- **Data provided**:
"""

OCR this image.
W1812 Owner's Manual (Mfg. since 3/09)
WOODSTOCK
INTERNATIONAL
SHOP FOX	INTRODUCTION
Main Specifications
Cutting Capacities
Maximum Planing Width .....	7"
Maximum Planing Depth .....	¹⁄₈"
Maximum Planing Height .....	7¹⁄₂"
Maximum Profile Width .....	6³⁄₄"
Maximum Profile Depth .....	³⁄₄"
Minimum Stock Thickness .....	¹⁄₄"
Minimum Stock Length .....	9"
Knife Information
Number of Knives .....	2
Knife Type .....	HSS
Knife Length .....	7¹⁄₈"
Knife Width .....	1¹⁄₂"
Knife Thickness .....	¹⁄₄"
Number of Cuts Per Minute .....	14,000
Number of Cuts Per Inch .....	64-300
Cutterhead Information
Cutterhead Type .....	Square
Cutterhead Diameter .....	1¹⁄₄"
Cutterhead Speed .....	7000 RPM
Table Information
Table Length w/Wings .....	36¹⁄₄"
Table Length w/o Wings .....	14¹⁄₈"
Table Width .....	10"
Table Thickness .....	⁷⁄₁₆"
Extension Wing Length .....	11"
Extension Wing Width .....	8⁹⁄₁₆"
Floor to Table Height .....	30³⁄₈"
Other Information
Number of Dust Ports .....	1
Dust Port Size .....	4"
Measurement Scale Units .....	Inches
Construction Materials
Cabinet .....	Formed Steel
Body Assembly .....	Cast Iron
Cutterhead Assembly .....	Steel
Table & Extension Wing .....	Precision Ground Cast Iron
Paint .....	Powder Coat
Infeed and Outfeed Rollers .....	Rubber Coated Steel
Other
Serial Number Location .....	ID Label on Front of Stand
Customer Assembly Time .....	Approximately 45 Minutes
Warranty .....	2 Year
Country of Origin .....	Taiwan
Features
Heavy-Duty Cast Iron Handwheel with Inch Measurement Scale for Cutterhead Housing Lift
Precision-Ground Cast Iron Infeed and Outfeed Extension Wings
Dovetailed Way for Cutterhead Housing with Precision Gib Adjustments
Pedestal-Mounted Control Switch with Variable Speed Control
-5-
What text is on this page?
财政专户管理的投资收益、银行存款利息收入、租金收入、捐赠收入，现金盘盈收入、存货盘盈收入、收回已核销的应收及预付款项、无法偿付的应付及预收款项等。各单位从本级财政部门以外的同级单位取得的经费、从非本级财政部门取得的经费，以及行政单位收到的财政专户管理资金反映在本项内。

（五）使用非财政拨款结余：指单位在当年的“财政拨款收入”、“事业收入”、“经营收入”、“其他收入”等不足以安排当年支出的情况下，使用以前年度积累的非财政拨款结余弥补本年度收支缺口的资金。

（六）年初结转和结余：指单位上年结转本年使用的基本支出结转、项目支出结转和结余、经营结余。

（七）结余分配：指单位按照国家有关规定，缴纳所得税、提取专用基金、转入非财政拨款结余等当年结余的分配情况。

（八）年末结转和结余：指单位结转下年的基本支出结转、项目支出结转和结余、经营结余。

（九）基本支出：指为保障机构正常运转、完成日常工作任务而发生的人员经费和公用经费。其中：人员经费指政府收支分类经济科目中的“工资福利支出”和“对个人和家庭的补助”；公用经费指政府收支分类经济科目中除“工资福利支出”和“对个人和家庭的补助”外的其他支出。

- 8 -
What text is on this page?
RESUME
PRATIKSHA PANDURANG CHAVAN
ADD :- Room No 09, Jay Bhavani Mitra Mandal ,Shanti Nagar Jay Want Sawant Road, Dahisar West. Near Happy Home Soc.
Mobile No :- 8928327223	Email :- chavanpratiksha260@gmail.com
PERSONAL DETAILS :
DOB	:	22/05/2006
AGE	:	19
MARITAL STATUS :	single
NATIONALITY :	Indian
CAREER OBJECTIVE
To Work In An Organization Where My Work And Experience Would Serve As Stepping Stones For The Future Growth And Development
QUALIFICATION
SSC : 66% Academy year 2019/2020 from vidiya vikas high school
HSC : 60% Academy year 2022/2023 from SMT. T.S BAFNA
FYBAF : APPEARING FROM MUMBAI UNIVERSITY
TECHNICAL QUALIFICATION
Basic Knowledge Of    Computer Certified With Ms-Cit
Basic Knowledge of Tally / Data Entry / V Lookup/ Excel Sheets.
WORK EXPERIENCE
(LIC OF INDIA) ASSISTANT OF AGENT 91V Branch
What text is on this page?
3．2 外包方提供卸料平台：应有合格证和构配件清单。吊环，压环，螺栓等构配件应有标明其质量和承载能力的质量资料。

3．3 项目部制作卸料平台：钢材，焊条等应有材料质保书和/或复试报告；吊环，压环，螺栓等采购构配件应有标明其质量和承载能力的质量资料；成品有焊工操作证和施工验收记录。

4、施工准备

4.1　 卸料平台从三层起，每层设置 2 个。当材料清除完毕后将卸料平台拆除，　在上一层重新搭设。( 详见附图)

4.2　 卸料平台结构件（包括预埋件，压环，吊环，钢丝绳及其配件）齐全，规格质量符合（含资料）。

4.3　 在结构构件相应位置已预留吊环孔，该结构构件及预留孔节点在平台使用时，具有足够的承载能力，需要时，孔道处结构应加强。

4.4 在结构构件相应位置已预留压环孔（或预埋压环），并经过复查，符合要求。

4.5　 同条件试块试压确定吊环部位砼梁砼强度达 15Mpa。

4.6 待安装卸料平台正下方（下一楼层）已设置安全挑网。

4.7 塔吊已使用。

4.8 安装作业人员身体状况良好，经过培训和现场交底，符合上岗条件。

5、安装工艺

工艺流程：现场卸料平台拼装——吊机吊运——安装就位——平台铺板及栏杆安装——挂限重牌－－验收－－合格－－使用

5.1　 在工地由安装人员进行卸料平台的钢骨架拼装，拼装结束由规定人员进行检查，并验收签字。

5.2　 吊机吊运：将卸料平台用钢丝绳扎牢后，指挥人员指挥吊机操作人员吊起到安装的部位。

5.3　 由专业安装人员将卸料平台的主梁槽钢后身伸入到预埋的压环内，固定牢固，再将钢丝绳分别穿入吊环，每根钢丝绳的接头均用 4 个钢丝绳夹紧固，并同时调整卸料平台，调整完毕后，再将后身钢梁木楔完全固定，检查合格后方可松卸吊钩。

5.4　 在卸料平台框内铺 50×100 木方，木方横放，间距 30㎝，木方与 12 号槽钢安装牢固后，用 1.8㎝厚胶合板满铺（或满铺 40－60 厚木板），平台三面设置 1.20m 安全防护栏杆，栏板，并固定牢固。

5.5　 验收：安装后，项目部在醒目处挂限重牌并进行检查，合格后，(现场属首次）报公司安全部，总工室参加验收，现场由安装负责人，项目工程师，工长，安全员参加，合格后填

"""

Extract the listing in its entirety and repeat it exactly.

OCR this image.
W1812 Owner's Manual (Mfg. since 3/09)
WOODSTOCK
INTERNATIONAL
SHOP FOX	INTRODUCTION
Main Specifications
Cutting Capacities
Maximum Planing Width .....	7"
Maximum Planing Depth .....	¹⁄₈"
Maximum Planing Height .....	7¹⁄₂"
Maximum Profile Width .....	6³⁄₄"
Maximum Profile Depth .....	³⁄₄"
Minimum Stock Thickness .....	¹⁄₄"
Minimum Stock Length .....	9"
Knife Information
Number of Knives .....	2
Knife Type .....	HSS
Knife Length .....	7¹⁄₈"
Knife Width .....	1¹⁄₂"
Knife Thickness .....	¹⁄₄"
Number of Cuts Per Minute .....	14,000
Number of Cuts Per Inch .....	64-300
Cutterhead Information
Cutterhead Type .....	Square
Cutterhead Diameter .....	1¹⁄₄"
Cutterhead Speed .....	7000 RPM
Table Information
Table Length w/Wings .....	36¹⁄₄"
Table Length w/o Wings .....	14¹⁄₈"
Table Width .....	10"
Table Thickness .....	⁷⁄₁₆"
Extension Wing Length .....	11"
Extension Wing Width .....	8⁹⁄₁₆"
Floor to Table Height .....	30³⁄₈"
Other Information
Number of Dust Ports .....	1
Dust Port Size .....	4"
Measurement Scale Units .....	Inches
Construction Materials
Cabinet .....	Formed Steel
Body Assembly .....	Cast Iron
Cutterhead Assembly .....	Steel
Table & Extension Wing .....	Precision Ground Cast Iron
Paint .....	Powder Coat
Infeed and Outfeed Rollers .....	Rubber Coated Steel
Other
Serial Number Location .....	ID Label on Front of Stand
Customer Assembly Time .....	Approximately 45 Minutes
Warranty .....	2 Year
Country of Origin .....	Taiwan
Features
Heavy-Duty Cast Iron Handwheel with Inch Measurement Scale for Cutterhead Housing Lift
Precision-Ground Cast Iron Infeed and Outfeed Extension Wings
Dovetailed Way for Cutterhead Housing with Precision Gib Adjustments
Pedestal-Mounted Control Switch with Variable Speed Control
-5-
What text is on this page?
财政专户管理的投资收益、银行存款利息收入、租金收入、捐赠收入，现金盘盈收入、存货盘盈收入、收回已核销的应收及预付款项、无法偿付的应付及预收款项等。各单位从本级财政部门以外的同级单位取得的经费、从非本级财政部门取得的经费，以及行政单位收到的财政专户管理资金反映在本项内。

（五）使用非财政拨款结余：指单位在当年的“财政拨款收入”、“事业收入”、“经营收入”、“其他收入”等不足以安排当年支出的情况下，使用以前年度积累的非财政拨款结余弥补本年度收支缺口的资金。

（六）年初结转和结余：指单位上年结转本年使用的基本支出结转、项目支出结转和结余、经营结余。

（七）结余分配：指单位按照国家有关规定，缴纳所得税、提取专用基金、转入非财政拨款结余等当年结余的分配情况。

（八）年末结转和结余：指单位结转下年的基本支出结转、项目支出结转和结余、经营结余。

（九）基本支出：指为保障机构正常运转、完成日常工作任务而发生的人员经费和公用经费。其中：人员经费指政府收支分类经济科目中的“工资福利支出”和“对个人和家庭的补助”；公用经费指政府收支分类经济科目中除“工资福利支出”和“对个人和家庭的补助”外的其他支出。

- 8 -
What text is on this page?
RESUME
PRATIKSHA PANDURANG CHAVAN
ADD :- Room No 09, Jay Bhavani Mitra Mandal ,Shanti Nagar Jay Want Sawant Road, Dahisar West. Near Happy Home Soc.
Mobile No :- 8928327223	Email :- chavanpratiksha260@gmail.com
PERSONAL DETAILS :
DOB	:	22/05/2006
AGE	:	19
MARITAL STATUS :	single
NATIONALITY :	Indian
CAREER OBJECTIVE
To Work In An Organization Where My Work And Experience Would Serve As Stepping Stones For The Future Growth And Development
QUALIFICATION
SSC : 66% Academy year 2019/2020 from vidiya vikas high school
HSC : 60% Academy year 2022/2023 from SMT. T.S BAFNA
FYBAF : APPEARING FROM MUMBAI UNIVERSITY
TECHNICAL QUALIFICATION
Basic Knowledge Of    Computer Certified With Ms-Cit
Basic Knowledge of Tally / Data Entry / V Lookup/ Excel Sheets.
WORK EXPERIENCE
(LIC OF INDIA) ASSISTANT OF AGENT 91V Branch
What text is on this page?
3．2 外包方提供卸料平台：应有合格证和构配件清单。吊环，压环，螺栓等构配件应有标明其质量和承载能力的质量资料。

3．3 项目部制作卸料平台：钢材，焊条等应有材料质保书和/或复试报告；吊环，压环，螺栓等采购构配件应有标明其质量和承载能力的质量资料；成品有焊工操作证和施工验收记录。

4、施工准备

4.1　 卸料平台从三层起，每层设置 2 个。当材料清除完毕后将卸料平台拆除，　在上一层重新搭设。( 详见附图)

4.2　 卸料平台结构件（包括预埋件，压环，吊环，钢丝绳及其配件）齐全，规格质量符合（含资料）。

4.3　 在结构构件相应位置已预留吊环孔，该结构构件及预留孔节点在平台使用时，具有足够的承载能力，需要时，孔道处结构应加强。

4.4 在结构构件相应位置已预留压环孔（或预埋压环），并经过复查，符合要求。

4.5　 同条件试块试压确定吊环部位砼梁砼强度达 15Mpa。

4.6 待安装卸料平台正下方（下一楼层）已设置安全挑网。

4.7 塔吊已使用。

4.8 安装作业人员身体状况良好，经过培训和现场交底，符合上岗条件。

5、安装工艺

工艺流程：现场卸料平台拼装——吊机吊运——安装就位——平台铺板及栏杆安装——挂限重牌－－验收－－合格－－使用

5.1　 在工地由安装人员进行卸料平台的钢骨架拼装，拼装结束由规定人员进行检查，并验收签字。

5.2　 吊机吊运：将卸料平台用钢丝绳扎牢后，指挥人员指挥吊机操作人员吊起到安装的部位。

5.3　 由专业安装人员将卸料平台的主梁槽钢后身伸入到预埋的压环内，固定牢固，再将钢丝绳分别穿入吊环，每根钢丝绳的接头均用 4 个钢丝绳夹紧固，并同时调整卸料平台，调整完毕后，再将后身钢梁木楔完全固定，检查合格后方可松卸吊钩。

5.4　 在卸料平台框内铺 50×100 木方，木方横放，间距 30㎝，木方与 12 号槽钢安装牢固后，用 1.8㎝厚胶合板满铺（或满铺 40－60 厚木板），平台三面设置 1.20m 安全防护栏杆，栏板，并固定牢固。

5.5　 验收：安装后，项目部在醒目处挂限重牌并进行检查，合格后，(现场属首次）报公司安全部，总工室参加验收，现场由安装负责人，项目工程师，工长，安全员参加，合格后填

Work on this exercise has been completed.